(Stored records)
--- START ---
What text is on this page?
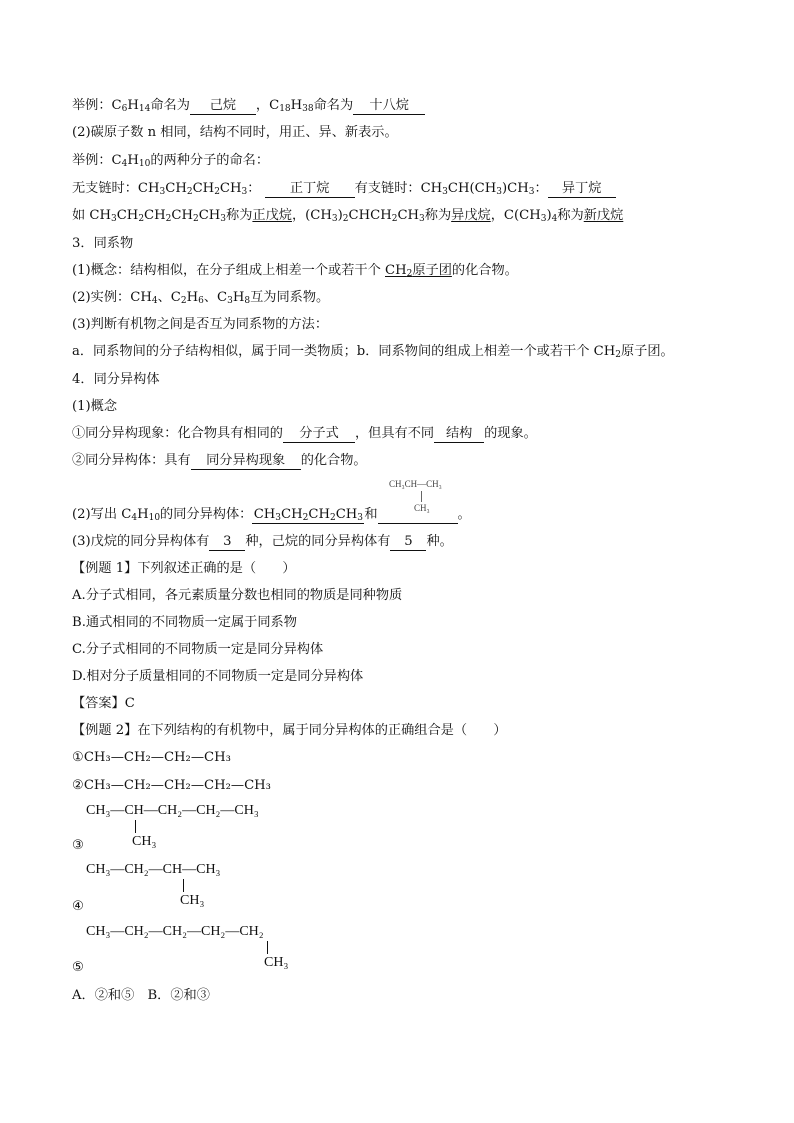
举例：$C_6H_{14}$命名为 己烷 ，$C_{18}H_{38}$命名为 十八烷
(2)碳原子数 n 相同，结构不同时，用正、异、新表示。
举例：$C_4H_{10}$的两种分子的命名：
无支链时：$CH_3CH_2CH_2CH_3$： 正丁烷 有支链时：$CH_3CH(CH_3)CH_3$： 异丁烷
如 $CH_3CH_2CH_2CH_2CH_3$称为正戊烷，$(CH_3)_2CHCH_2CH_3$称为异戊烷，$C(CH_3)_4$称为新戊烷
3．同系物
(1)概念：结构相似，在分子组成上相差一个或若干个 $CH_2$原子团的化合物。
(2)实例：$CH_4$、$C_2H_6$、$C_3H_8$互为同系物。
(3)判断有机物之间是否互为同系物的方法：
a．同系物间的分子结构相似，属于同一类物质；b．同系物间的组成上相差一个或若干个 $CH_2$原子团。
4．同分异构体
(1)概念
①同分异构现象：化合物具有相同的 分子式 ，但具有不同 结构 的现象。
②同分异构体：具有 同分异构现象 的化合物。
CH₃CH—CH₃
CH₃
(2)写出 $C_4H_{10}$的同分异构体：$CH_3CH_2CH_2CH_3$和	。
(3)戊烷的同分异构体有 3 种，己烷的同分异构体有 5 种。
【例题 1】下列叙述正确的是（　　）
A.分子式相同，各元素质量分数也相同的物质是同种物质
B.通式相同的不同物质一定属于同系物
C.分子式相同的不同物质一定是同分异构体
D.相对分子质量相同的不同物质一定是同分异构体
【答案】C
【例题 2】在下列结构的有机物中，属于同分异构体的正确组合是（　　）
①CH₃—CH₂—CH₂—CH₃
②CH₃—CH₂—CH₂—CH₂—CH₃
CH₃—CH—CH₂—CH₂—CH₃
CH₃
③
CH₃—CH₂—CH—CH₃
CH₃
④
CH₃—CH₂—CH₂—CH₂—CH₂
CH₃
⑤
A．②和⑤　B．②和③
--- END ---
EXERCISE DIRECTIONS: Pictures are not part of the copy; reproduce everything else in the records exactly.

THE REPLY:
What text is on this page?
举例：$C_6H_{14}$命名为 己烷 ，$C_{18}H_{38}$命名为 十八烷
(2)碳原子数 n 相同，结构不同时，用正、异、新表示。
举例：$C_4H_{10}$的两种分子的命名：
无支链时：$CH_3CH_2CH_2CH_3$： 正丁烷 有支链时：$CH_3CH(CH_3)CH_3$： 异丁烷
如 $CH_3CH_2CH_2CH_2CH_3$称为正戊烷，$(CH_3)_2CHCH_2CH_3$称为异戊烷，$C(CH_3)_4$称为新戊烷
3．同系物
(1)概念：结构相似，在分子组成上相差一个或若干个 $CH_2$原子团的化合物。
(2)实例：$CH_4$、$C_2H_6$、$C_3H_8$互为同系物。
(3)判断有机物之间是否互为同系物的方法：
a．同系物间的分子结构相似，属于同一类物质；b．同系物间的组成上相差一个或若干个 $CH_2$原子团。
4．同分异构体
(1)概念
①同分异构现象：化合物具有相同的 分子式 ，但具有不同 结构 的现象。
②同分异构体：具有 同分异构现象 的化合物。
CH₃CH—CH₃
CH₃
(2)写出 $C_4H_{10}$的同分异构体：$CH_3CH_2CH_2CH_3$和	。
(3)戊烷的同分异构体有 3 种，己烷的同分异构体有 5 种。
【例题 1】下列叙述正确的是（　　）
A.分子式相同，各元素质量分数也相同的物质是同种物质
B.通式相同的不同物质一定属于同系物
C.分子式相同的不同物质一定是同分异构体
D.相对分子质量相同的不同物质一定是同分异构体
【答案】C
【例题 2】在下列结构的有机物中，属于同分异构体的正确组合是（　　）
①CH₃—CH₂—CH₂—CH₃
②CH₃—CH₂—CH₂—CH₂—CH₃
CH₃—CH—CH₂—CH₂—CH₃
CH₃
③
CH₃—CH₂—CH—CH₃
CH₃
④
CH₃—CH₂—CH₂—CH₂—CH₂
CH₃
⑤
A．②和⑤　B．②和③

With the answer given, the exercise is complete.